■ Set exercise ■
Type the records out again in full, exactly.

■ Data for this task ■

◇ ◇ ◇

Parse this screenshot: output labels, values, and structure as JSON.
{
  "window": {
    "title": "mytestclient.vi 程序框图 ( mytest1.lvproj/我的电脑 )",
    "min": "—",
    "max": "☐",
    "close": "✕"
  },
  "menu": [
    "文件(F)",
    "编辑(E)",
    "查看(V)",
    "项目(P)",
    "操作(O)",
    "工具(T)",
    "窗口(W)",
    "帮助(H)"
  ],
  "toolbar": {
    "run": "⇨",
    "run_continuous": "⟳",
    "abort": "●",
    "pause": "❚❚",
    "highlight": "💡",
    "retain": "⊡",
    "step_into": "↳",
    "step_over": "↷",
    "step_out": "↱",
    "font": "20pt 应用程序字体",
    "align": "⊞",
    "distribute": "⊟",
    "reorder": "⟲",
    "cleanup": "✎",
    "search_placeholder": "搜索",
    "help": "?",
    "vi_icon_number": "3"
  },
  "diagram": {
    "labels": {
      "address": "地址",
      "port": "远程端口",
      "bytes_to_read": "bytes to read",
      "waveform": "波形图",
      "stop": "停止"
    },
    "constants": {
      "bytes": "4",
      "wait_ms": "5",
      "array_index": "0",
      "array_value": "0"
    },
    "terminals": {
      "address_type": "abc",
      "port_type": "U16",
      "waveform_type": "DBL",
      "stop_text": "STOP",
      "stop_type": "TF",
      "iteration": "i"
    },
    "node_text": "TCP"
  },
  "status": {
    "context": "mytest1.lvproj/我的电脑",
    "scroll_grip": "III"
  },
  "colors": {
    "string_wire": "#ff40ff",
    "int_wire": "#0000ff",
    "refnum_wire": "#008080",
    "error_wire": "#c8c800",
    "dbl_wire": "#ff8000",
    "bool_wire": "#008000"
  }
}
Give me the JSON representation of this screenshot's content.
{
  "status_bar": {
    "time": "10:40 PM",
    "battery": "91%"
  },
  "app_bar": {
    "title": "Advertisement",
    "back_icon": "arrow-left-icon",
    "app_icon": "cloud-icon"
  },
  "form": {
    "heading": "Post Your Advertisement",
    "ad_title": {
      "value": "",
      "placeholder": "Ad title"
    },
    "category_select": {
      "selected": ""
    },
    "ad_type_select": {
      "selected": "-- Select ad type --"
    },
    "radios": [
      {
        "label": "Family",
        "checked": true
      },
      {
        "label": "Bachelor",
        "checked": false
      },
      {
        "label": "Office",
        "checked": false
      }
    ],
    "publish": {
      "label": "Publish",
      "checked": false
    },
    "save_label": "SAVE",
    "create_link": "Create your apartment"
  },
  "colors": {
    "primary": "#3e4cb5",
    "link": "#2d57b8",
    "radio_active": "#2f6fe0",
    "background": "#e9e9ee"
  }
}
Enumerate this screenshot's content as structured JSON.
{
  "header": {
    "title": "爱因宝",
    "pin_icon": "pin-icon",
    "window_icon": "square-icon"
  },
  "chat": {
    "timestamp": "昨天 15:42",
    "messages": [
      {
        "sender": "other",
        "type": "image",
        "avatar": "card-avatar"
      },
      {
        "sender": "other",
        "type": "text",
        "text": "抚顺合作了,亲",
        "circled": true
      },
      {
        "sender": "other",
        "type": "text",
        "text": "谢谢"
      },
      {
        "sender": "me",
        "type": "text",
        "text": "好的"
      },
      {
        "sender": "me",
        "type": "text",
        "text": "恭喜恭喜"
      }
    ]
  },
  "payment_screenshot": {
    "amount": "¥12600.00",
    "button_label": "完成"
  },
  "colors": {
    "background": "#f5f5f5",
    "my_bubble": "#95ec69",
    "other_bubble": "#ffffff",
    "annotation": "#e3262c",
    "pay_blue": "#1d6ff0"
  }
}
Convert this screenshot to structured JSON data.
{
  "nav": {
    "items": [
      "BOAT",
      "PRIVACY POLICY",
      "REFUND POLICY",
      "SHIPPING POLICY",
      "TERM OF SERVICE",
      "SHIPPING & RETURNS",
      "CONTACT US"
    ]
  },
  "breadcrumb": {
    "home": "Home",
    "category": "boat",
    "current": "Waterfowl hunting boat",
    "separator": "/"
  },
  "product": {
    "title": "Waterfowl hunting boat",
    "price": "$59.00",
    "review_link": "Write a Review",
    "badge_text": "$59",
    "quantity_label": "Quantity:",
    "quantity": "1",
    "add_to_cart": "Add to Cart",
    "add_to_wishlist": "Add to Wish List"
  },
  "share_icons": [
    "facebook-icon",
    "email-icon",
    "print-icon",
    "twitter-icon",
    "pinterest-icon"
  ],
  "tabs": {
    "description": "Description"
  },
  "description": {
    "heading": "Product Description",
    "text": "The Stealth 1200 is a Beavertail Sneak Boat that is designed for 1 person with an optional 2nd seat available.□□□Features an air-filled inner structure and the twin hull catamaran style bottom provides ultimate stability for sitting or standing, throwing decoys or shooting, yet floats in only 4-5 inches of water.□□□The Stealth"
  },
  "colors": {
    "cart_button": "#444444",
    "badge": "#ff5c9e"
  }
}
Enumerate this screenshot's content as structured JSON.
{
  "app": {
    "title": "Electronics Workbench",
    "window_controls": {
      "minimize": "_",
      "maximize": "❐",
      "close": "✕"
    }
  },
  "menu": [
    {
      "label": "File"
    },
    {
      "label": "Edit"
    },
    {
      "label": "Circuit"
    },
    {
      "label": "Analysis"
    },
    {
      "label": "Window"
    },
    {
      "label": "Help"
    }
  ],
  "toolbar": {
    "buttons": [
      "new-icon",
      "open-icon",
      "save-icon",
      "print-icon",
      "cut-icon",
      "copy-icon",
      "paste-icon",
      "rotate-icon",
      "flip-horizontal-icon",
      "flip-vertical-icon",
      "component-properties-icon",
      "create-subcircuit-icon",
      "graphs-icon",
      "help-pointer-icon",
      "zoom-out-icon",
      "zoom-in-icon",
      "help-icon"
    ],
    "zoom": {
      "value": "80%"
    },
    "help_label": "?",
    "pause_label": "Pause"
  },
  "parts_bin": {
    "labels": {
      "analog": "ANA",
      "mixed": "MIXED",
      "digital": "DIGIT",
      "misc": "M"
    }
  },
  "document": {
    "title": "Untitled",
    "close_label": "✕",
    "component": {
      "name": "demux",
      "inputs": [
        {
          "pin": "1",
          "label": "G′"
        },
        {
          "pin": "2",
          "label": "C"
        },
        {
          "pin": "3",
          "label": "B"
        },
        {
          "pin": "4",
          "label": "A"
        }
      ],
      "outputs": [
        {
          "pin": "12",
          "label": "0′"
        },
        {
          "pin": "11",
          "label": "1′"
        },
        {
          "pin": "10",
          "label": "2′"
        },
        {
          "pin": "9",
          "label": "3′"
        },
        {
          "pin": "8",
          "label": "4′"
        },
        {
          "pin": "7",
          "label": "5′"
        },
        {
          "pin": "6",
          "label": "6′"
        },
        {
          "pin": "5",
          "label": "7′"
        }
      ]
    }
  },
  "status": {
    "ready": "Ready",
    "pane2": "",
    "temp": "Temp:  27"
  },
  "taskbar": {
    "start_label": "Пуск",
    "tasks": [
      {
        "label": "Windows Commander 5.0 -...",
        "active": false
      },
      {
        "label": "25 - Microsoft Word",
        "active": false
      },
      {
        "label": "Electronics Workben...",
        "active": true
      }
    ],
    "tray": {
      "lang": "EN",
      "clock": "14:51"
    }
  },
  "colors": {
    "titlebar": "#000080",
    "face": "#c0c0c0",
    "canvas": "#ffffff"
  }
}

◇ ◇ ◇

■ Task solution ■
Parse this screenshot: output labels, values, and structure as JSON.
{
  "window": {
    "title": "mytestclient.vi 程序框图 ( mytest1.lvproj/我的电脑 )",
    "min": "—",
    "max": "☐",
    "close": "✕"
  },
  "menu": [
    "文件(F)",
    "编辑(E)",
    "查看(V)",
    "项目(P)",
    "操作(O)",
    "工具(T)",
    "窗口(W)",
    "帮助(H)"
  ],
  "toolbar": {
    "run": "⇨",
    "run_continuous": "⟳",
    "abort": "●",
    "pause": "❚❚",
    "highlight": "💡",
    "retain": "⊡",
    "step_into": "↳",
    "step_over": "↷",
    "step_out": "↱",
    "font": "20pt 应用程序字体",
    "align": "⊞",
    "distribute": "⊟",
    "reorder": "⟲",
    "cleanup": "✎",
    "search_placeholder": "搜索",
    "help": "?",
    "vi_icon_number": "3"
  },
  "diagram": {
    "labels": {
      "address": "地址",
      "port": "远程端口",
      "bytes_to_read": "bytes to read",
      "waveform": "波形图",
      "stop": "停止"
    },
    "constants": {
      "bytes": "4",
      "wait_ms": "5",
      "array_index": "0",
      "array_value": "0"
    },
    "terminals": {
      "address_type": "abc",
      "port_type": "U16",
      "waveform_type": "DBL",
      "stop_text": "STOP",
      "stop_type": "TF",
      "iteration": "i"
    },
    "node_text": "TCP"
  },
  "status": {
    "context": "mytest1.lvproj/我的电脑",
    "scroll_grip": "III"
  },
  "colors": {
    "string_wire": "#ff40ff",
    "int_wire": "#0000ff",
    "refnum_wire": "#008080",
    "error_wire": "#c8c800",
    "dbl_wire": "#ff8000",
    "bool_wire": "#008000"
  }
}
Give me the JSON representation of this screenshot's content.
{
  "status_bar": {
    "time": "10:40 PM",
    "battery": "91%"
  },
  "app_bar": {
    "title": "Advertisement",
    "back_icon": "arrow-left-icon",
    "app_icon": "cloud-icon"
  },
  "form": {
    "heading": "Post Your Advertisement",
    "ad_title": {
      "value": "",
      "placeholder": "Ad title"
    },
    "category_select": {
      "selected": ""
    },
    "ad_type_select": {
      "selected": "-- Select ad type --"
    },
    "radios": [
      {
        "label": "Family",
        "checked": true
      },
      {
        "label": "Bachelor",
        "checked": false
      },
      {
        "label": "Office",
        "checked": false
      }
    ],
    "publish": {
      "label": "Publish",
      "checked": false
    },
    "save_label": "SAVE",
    "create_link": "Create your apartment"
  },
  "colors": {
    "primary": "#3e4cb5",
    "link": "#2d57b8",
    "radio_active": "#2f6fe0",
    "background": "#e9e9ee"
  }
}
Enumerate this screenshot's content as structured JSON.
{
  "header": {
    "title": "爱因宝",
    "pin_icon": "pin-icon",
    "window_icon": "square-icon"
  },
  "chat": {
    "timestamp": "昨天 15:42",
    "messages": [
      {
        "sender": "other",
        "type": "image",
        "avatar": "card-avatar"
      },
      {
        "sender": "other",
        "type": "text",
        "text": "抚顺合作了,亲",
        "circled": true
      },
      {
        "sender": "other",
        "type": "text",
        "text": "谢谢"
      },
      {
        "sender": "me",
        "type": "text",
        "text": "好的"
      },
      {
        "sender": "me",
        "type": "text",
        "text": "恭喜恭喜"
      }
    ]
  },
  "payment_screenshot": {
    "amount": "¥12600.00",
    "button_label": "完成"
  },
  "colors": {
    "background": "#f5f5f5",
    "my_bubble": "#95ec69",
    "other_bubble": "#ffffff",
    "annotation": "#e3262c",
    "pay_blue": "#1d6ff0"
  }
}
Convert this screenshot to structured JSON data.
{
  "nav": {
    "items": [
      "BOAT",
      "PRIVACY POLICY",
      "REFUND POLICY",
      "SHIPPING POLICY",
      "TERM OF SERVICE",
      "SHIPPING & RETURNS",
      "CONTACT US"
    ]
  },
  "breadcrumb": {
    "home": "Home",
    "category": "boat",
    "current": "Waterfowl hunting boat",
    "separator": "/"
  },
  "product": {
    "title": "Waterfowl hunting boat",
    "price": "$59.00",
    "review_link": "Write a Review",
    "badge_text": "$59",
    "quantity_label": "Quantity:",
    "quantity": "1",
    "add_to_cart": "Add to Cart",
    "add_to_wishlist": "Add to Wish List"
  },
  "share_icons": [
    "facebook-icon",
    "email-icon",
    "print-icon",
    "twitter-icon",
    "pinterest-icon"
  ],
  "tabs": {
    "description": "Description"
  },
  "description": {
    "heading": "Product Description",
    "text": "The Stealth 1200 is a Beavertail Sneak Boat that is designed for 1 person with an optional 2nd seat available.□□□Features an air-filled inner structure and the twin hull catamaran style bottom provides ultimate stability for sitting or standing, throwing decoys or shooting, yet floats in only 4-5 inches of water.□□□The Stealth"
  },
  "colors": {
    "cart_button": "#444444",
    "badge": "#ff5c9e"
  }
}
Enumerate this screenshot's content as structured JSON.
{
  "app": {
    "title": "Electronics Workbench",
    "window_controls": {
      "minimize": "_",
      "maximize": "❐",
      "close": "✕"
    }
  },
  "menu": [
    {
      "label": "File"
    },
    {
      "label": "Edit"
    },
    {
      "label": "Circuit"
    },
    {
      "label": "Analysis"
    },
    {
      "label": "Window"
    },
    {
      "label": "Help"
    }
  ],
  "toolbar": {
    "buttons": [
      "new-icon",
      "open-icon",
      "save-icon",
      "print-icon",
      "cut-icon",
      "copy-icon",
      "paste-icon",
      "rotate-icon",
      "flip-horizontal-icon",
      "flip-vertical-icon",
      "component-properties-icon",
      "create-subcircuit-icon",
      "graphs-icon",
      "help-pointer-icon",
      "zoom-out-icon",
      "zoom-in-icon",
      "help-icon"
    ],
    "zoom": {
      "value": "80%"
    },
    "help_label": "?",
    "pause_label": "Pause"
  },
  "parts_bin": {
    "labels": {
      "analog": "ANA",
      "mixed": "MIXED",
      "digital": "DIGIT",
      "misc": "M"
    }
  },
  "document": {
    "title": "Untitled",
    "close_label": "✕",
    "component": {
      "name": "demux",
      "inputs": [
        {
          "pin": "1",
          "label": "G′"
        },
        {
          "pin": "2",
          "label": "C"
        },
        {
          "pin": "3",
          "label": "B"
        },
        {
          "pin": "4",
          "label": "A"
        }
      ],
      "outputs": [
        {
          "pin": "12",
          "label": "0′"
        },
        {
          "pin": "11",
          "label": "1′"
        },
        {
          "pin": "10",
          "label": "2′"
        },
        {
          "pin": "9",
          "label": "3′"
        },
        {
          "pin": "8",
          "label": "4′"
        },
        {
          "pin": "7",
          "label": "5′"
        },
        {
          "pin": "6",
          "label": "6′"
        },
        {
          "pin": "5",
          "label": "7′"
        }
      ]
    }
  },
  "status": {
    "ready": "Ready",
    "pane2": "",
    "temp": "Temp:  27"
  },
  "taskbar": {
    "start_label": "Пуск",
    "tasks": [
      {
        "label": "Windows Commander 5.0 -...",
        "active": false
      },
      {
        "label": "25 - Microsoft Word",
        "active": false
      },
      {
        "label": "Electronics Workben...",
        "active": true
      }
    ],
    "tray": {
      "lang": "EN",
      "clock": "14:51"
    }
  },
  "colors": {
    "titlebar": "#000080",
    "face": "#c0c0c0",
    "canvas": "#ffffff"
  }
}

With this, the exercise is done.